Exercise goal >>
Beneath this task is a listing. State how many of its lines include the string "Statistics", giving nothing but the number.

Given data >>

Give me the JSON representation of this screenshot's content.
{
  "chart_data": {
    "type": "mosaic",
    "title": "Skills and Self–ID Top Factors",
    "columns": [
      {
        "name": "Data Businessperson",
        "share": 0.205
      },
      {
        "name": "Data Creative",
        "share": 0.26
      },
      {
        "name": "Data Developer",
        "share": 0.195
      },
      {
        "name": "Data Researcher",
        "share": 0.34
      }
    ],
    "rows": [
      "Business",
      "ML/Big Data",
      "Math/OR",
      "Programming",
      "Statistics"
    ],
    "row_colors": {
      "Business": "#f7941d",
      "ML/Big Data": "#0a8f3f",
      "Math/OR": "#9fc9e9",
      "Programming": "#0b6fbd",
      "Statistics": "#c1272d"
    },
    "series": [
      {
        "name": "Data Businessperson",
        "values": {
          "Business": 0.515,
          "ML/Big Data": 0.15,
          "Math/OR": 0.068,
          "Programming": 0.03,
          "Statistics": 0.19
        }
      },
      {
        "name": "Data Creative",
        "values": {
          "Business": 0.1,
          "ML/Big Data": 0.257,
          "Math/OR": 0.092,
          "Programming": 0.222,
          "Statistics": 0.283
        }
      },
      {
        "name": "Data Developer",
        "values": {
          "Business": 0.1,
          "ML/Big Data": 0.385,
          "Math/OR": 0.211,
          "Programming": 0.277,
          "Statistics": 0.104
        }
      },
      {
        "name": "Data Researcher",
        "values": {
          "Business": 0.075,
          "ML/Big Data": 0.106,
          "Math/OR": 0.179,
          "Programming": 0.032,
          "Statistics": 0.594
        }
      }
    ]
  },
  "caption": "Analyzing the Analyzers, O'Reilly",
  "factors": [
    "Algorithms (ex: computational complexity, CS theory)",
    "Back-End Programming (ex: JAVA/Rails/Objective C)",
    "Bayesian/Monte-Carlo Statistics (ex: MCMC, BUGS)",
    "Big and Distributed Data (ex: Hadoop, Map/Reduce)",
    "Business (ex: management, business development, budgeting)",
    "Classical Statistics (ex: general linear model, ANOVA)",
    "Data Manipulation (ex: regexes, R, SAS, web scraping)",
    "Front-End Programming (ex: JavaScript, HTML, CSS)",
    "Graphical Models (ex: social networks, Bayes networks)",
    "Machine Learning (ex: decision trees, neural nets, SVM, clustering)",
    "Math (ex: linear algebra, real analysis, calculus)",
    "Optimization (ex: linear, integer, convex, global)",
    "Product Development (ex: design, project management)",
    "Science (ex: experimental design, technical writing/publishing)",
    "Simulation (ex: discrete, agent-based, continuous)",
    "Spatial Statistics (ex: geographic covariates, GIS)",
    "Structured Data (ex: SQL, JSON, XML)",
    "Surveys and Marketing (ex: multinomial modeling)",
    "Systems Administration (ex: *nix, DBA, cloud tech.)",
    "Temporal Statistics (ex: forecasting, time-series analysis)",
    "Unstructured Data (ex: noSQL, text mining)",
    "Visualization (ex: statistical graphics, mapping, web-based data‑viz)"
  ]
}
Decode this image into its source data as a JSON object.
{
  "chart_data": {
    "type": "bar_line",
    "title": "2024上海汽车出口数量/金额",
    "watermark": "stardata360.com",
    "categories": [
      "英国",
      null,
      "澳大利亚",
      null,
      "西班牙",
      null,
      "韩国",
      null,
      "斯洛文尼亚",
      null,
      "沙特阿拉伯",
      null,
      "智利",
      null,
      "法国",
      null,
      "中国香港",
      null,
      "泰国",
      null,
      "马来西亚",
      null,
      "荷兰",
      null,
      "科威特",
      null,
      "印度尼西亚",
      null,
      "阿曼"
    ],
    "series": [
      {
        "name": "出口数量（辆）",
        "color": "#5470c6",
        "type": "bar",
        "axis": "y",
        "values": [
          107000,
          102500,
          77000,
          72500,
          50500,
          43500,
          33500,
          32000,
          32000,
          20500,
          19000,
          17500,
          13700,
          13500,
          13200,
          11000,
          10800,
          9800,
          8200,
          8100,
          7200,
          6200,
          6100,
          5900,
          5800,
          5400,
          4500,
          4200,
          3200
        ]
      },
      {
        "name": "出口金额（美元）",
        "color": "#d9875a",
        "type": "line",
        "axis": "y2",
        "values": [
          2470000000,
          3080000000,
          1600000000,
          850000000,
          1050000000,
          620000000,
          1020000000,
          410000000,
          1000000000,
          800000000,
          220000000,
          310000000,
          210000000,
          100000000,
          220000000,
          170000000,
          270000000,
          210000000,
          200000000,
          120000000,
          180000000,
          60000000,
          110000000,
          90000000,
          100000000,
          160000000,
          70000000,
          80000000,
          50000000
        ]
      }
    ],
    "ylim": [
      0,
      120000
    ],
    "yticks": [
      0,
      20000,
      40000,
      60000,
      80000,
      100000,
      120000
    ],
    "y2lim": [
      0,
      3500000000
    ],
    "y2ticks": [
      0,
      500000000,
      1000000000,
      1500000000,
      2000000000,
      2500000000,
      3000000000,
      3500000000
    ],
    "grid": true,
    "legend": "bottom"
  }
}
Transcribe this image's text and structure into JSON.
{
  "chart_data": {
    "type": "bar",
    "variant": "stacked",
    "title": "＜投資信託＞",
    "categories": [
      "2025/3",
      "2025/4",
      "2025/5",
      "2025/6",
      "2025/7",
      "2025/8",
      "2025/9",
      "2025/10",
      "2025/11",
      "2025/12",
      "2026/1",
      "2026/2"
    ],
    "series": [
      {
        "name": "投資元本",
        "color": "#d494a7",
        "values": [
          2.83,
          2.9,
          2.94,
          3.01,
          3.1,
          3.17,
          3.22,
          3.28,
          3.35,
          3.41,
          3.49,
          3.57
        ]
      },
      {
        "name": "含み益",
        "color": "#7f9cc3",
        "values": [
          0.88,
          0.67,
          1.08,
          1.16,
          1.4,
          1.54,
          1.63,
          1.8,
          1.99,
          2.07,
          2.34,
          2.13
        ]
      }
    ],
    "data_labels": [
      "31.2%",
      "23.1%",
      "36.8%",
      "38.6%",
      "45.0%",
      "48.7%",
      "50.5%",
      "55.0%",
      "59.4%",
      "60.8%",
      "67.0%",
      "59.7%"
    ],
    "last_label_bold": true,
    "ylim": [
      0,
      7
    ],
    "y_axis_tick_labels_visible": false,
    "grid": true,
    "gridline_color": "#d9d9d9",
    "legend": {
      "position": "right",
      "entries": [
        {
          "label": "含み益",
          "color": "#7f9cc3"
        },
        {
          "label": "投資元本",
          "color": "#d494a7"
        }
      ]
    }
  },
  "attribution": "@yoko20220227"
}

Exercise output >>
10